Assignment: Repeat each record below exactly as given.

Dataset excerpts:
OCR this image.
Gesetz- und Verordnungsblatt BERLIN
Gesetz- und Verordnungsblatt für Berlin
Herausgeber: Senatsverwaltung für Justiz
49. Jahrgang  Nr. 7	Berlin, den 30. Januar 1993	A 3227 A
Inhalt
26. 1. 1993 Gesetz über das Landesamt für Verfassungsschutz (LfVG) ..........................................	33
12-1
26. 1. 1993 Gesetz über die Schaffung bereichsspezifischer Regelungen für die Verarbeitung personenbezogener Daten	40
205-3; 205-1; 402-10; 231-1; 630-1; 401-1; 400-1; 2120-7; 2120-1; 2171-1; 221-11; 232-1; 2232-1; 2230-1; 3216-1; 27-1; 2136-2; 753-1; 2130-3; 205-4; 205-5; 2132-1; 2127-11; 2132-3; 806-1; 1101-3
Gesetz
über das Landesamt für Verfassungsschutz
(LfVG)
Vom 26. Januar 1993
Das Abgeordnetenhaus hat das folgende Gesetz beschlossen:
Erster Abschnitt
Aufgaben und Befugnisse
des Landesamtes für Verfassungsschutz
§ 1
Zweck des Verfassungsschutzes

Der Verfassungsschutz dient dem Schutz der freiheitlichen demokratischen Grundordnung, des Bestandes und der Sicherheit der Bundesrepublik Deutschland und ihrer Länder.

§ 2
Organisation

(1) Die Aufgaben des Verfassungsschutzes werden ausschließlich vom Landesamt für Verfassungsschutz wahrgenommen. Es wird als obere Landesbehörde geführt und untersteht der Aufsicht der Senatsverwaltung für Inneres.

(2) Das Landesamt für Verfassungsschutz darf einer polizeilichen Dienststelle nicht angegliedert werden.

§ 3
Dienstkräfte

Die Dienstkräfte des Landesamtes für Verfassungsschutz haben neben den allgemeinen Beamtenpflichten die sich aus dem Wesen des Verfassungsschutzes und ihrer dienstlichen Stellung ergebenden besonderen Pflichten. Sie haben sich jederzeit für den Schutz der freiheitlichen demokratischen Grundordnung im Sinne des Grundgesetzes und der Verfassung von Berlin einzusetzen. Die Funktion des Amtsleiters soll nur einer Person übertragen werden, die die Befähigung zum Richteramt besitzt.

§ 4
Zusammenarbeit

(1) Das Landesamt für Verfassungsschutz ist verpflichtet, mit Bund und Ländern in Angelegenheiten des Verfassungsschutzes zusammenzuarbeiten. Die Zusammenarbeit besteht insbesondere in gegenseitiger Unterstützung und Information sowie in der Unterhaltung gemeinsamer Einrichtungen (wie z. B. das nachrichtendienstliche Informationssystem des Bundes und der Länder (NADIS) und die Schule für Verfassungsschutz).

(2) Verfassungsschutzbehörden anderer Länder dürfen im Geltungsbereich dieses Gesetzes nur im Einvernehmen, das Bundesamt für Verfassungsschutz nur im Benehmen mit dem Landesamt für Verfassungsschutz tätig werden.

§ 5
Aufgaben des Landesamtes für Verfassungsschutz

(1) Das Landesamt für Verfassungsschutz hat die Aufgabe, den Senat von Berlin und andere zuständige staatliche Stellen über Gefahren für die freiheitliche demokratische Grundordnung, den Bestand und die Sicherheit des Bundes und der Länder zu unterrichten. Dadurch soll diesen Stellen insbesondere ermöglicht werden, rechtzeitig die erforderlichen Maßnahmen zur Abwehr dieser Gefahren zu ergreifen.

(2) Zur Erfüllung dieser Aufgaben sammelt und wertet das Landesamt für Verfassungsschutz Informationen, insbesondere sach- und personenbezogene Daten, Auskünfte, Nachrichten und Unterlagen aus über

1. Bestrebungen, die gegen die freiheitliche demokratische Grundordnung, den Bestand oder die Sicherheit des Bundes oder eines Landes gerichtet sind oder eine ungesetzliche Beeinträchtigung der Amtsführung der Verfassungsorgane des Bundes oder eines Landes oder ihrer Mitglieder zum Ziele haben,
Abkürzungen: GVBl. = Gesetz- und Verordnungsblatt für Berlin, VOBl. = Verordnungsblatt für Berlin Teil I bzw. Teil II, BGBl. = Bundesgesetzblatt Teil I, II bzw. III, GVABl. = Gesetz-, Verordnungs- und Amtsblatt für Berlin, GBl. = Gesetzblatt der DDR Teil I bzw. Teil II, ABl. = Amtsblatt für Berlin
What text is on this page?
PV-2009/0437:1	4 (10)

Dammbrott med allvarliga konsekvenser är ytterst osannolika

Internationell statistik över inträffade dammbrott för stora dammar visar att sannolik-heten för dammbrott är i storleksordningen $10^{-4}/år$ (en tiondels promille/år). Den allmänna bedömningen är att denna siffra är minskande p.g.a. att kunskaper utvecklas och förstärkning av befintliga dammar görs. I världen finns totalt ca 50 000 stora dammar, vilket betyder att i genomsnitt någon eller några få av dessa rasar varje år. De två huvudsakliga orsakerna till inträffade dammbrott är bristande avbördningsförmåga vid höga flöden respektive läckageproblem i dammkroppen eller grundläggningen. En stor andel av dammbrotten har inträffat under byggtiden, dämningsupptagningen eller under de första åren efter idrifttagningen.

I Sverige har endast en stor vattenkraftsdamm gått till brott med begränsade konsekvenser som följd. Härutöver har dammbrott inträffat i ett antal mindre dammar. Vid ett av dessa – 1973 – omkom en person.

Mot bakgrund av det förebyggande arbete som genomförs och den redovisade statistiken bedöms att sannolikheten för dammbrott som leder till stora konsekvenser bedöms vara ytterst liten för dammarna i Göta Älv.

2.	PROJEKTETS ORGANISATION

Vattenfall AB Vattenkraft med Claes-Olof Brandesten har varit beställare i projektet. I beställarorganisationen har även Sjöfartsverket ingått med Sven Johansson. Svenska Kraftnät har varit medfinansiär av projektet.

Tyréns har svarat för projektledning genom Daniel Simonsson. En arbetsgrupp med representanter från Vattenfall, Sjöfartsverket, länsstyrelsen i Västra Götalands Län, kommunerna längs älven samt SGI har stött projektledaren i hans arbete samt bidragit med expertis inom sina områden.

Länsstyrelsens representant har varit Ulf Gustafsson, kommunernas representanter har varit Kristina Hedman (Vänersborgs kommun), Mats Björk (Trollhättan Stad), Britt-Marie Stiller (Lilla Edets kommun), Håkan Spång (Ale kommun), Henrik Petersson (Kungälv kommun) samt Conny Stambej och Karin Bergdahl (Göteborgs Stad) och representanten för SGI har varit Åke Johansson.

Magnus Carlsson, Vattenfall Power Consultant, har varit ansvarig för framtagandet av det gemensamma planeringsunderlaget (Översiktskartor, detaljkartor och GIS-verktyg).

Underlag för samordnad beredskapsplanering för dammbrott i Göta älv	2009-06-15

Your response:
OCR this image.
Gesetz- und Verordnungsblatt BERLIN
Gesetz- und Verordnungsblatt für Berlin
Herausgeber: Senatsverwaltung für Justiz
49. Jahrgang  Nr. 7	Berlin, den 30. Januar 1993	A 3227 A
Inhalt
26. 1. 1993 Gesetz über das Landesamt für Verfassungsschutz (LfVG) ..........................................	33
12-1
26. 1. 1993 Gesetz über die Schaffung bereichsspezifischer Regelungen für die Verarbeitung personenbezogener Daten	40
205-3; 205-1; 402-10; 231-1; 630-1; 401-1; 400-1; 2120-7; 2120-1; 2171-1; 221-11; 232-1; 2232-1; 2230-1; 3216-1; 27-1; 2136-2; 753-1; 2130-3; 205-4; 205-5; 2132-1; 2127-11; 2132-3; 806-1; 1101-3
Gesetz
über das Landesamt für Verfassungsschutz
(LfVG)
Vom 26. Januar 1993
Das Abgeordnetenhaus hat das folgende Gesetz beschlossen:
Erster Abschnitt
Aufgaben und Befugnisse
des Landesamtes für Verfassungsschutz
§ 1
Zweck des Verfassungsschutzes

Der Verfassungsschutz dient dem Schutz der freiheitlichen demokratischen Grundordnung, des Bestandes und der Sicherheit der Bundesrepublik Deutschland und ihrer Länder.

§ 2
Organisation

(1) Die Aufgaben des Verfassungsschutzes werden ausschließlich vom Landesamt für Verfassungsschutz wahrgenommen. Es wird als obere Landesbehörde geführt und untersteht der Aufsicht der Senatsverwaltung für Inneres.

(2) Das Landesamt für Verfassungsschutz darf einer polizeilichen Dienststelle nicht angegliedert werden.

§ 3
Dienstkräfte

Die Dienstkräfte des Landesamtes für Verfassungsschutz haben neben den allgemeinen Beamtenpflichten die sich aus dem Wesen des Verfassungsschutzes und ihrer dienstlichen Stellung ergebenden besonderen Pflichten. Sie haben sich jederzeit für den Schutz der freiheitlichen demokratischen Grundordnung im Sinne des Grundgesetzes und der Verfassung von Berlin einzusetzen. Die Funktion des Amtsleiters soll nur einer Person übertragen werden, die die Befähigung zum Richteramt besitzt.

§ 4
Zusammenarbeit

(1) Das Landesamt für Verfassungsschutz ist verpflichtet, mit Bund und Ländern in Angelegenheiten des Verfassungsschutzes zusammenzuarbeiten. Die Zusammenarbeit besteht insbesondere in gegenseitiger Unterstützung und Information sowie in der Unterhaltung gemeinsamer Einrichtungen (wie z. B. das nachrichtendienstliche Informationssystem des Bundes und der Länder (NADIS) und die Schule für Verfassungsschutz).

(2) Verfassungsschutzbehörden anderer Länder dürfen im Geltungsbereich dieses Gesetzes nur im Einvernehmen, das Bundesamt für Verfassungsschutz nur im Benehmen mit dem Landesamt für Verfassungsschutz tätig werden.

§ 5
Aufgaben des Landesamtes für Verfassungsschutz

(1) Das Landesamt für Verfassungsschutz hat die Aufgabe, den Senat von Berlin und andere zuständige staatliche Stellen über Gefahren für die freiheitliche demokratische Grundordnung, den Bestand und die Sicherheit des Bundes und der Länder zu unterrichten. Dadurch soll diesen Stellen insbesondere ermöglicht werden, rechtzeitig die erforderlichen Maßnahmen zur Abwehr dieser Gefahren zu ergreifen.

(2) Zur Erfüllung dieser Aufgaben sammelt und wertet das Landesamt für Verfassungsschutz Informationen, insbesondere sach- und personenbezogene Daten, Auskünfte, Nachrichten und Unterlagen aus über

1. Bestrebungen, die gegen die freiheitliche demokratische Grundordnung, den Bestand oder die Sicherheit des Bundes oder eines Landes gerichtet sind oder eine ungesetzliche Beeinträchtigung der Amtsführung der Verfassungsorgane des Bundes oder eines Landes oder ihrer Mitglieder zum Ziele haben,
Abkürzungen: GVBl. = Gesetz- und Verordnungsblatt für Berlin, VOBl. = Verordnungsblatt für Berlin Teil I bzw. Teil II, BGBl. = Bundesgesetzblatt Teil I, II bzw. III, GVABl. = Gesetz-, Verordnungs- und Amtsblatt für Berlin, GBl. = Gesetzblatt der DDR Teil I bzw. Teil II, ABl. = Amtsblatt für Berlin
What text is on this page?
PV-2009/0437:1	4 (10)

Dammbrott med allvarliga konsekvenser är ytterst osannolika

Internationell statistik över inträffade dammbrott för stora dammar visar att sannolik-heten för dammbrott är i storleksordningen $10^{-4}/år$ (en tiondels promille/år). Den allmänna bedömningen är att denna siffra är minskande p.g.a. att kunskaper utvecklas och förstärkning av befintliga dammar görs. I världen finns totalt ca 50 000 stora dammar, vilket betyder att i genomsnitt någon eller några få av dessa rasar varje år. De två huvudsakliga orsakerna till inträffade dammbrott är bristande avbördningsförmåga vid höga flöden respektive läckageproblem i dammkroppen eller grundläggningen. En stor andel av dammbrotten har inträffat under byggtiden, dämningsupptagningen eller under de första åren efter idrifttagningen.

I Sverige har endast en stor vattenkraftsdamm gått till brott med begränsade konsekvenser som följd. Härutöver har dammbrott inträffat i ett antal mindre dammar. Vid ett av dessa – 1973 – omkom en person.

Mot bakgrund av det förebyggande arbete som genomförs och den redovisade statistiken bedöms att sannolikheten för dammbrott som leder till stora konsekvenser bedöms vara ytterst liten för dammarna i Göta Älv.

2.	PROJEKTETS ORGANISATION

Vattenfall AB Vattenkraft med Claes-Olof Brandesten har varit beställare i projektet. I beställarorganisationen har även Sjöfartsverket ingått med Sven Johansson. Svenska Kraftnät har varit medfinansiär av projektet.

Tyréns har svarat för projektledning genom Daniel Simonsson. En arbetsgrupp med representanter från Vattenfall, Sjöfartsverket, länsstyrelsen i Västra Götalands Län, kommunerna längs älven samt SGI har stött projektledaren i hans arbete samt bidragit med expertis inom sina områden.

Länsstyrelsens representant har varit Ulf Gustafsson, kommunernas representanter har varit Kristina Hedman (Vänersborgs kommun), Mats Björk (Trollhättan Stad), Britt-Marie Stiller (Lilla Edets kommun), Håkan Spång (Ale kommun), Henrik Petersson (Kungälv kommun) samt Conny Stambej och Karin Bergdahl (Göteborgs Stad) och representanten för SGI har varit Åke Johansson.

Magnus Carlsson, Vattenfall Power Consultant, har varit ansvarig för framtagandet av det gemensamma planeringsunderlaget (Översiktskartor, detaljkartor och GIS-verktyg).

Underlag för samordnad beredskapsplanering för dammbrott i Göta älv	2009-06-15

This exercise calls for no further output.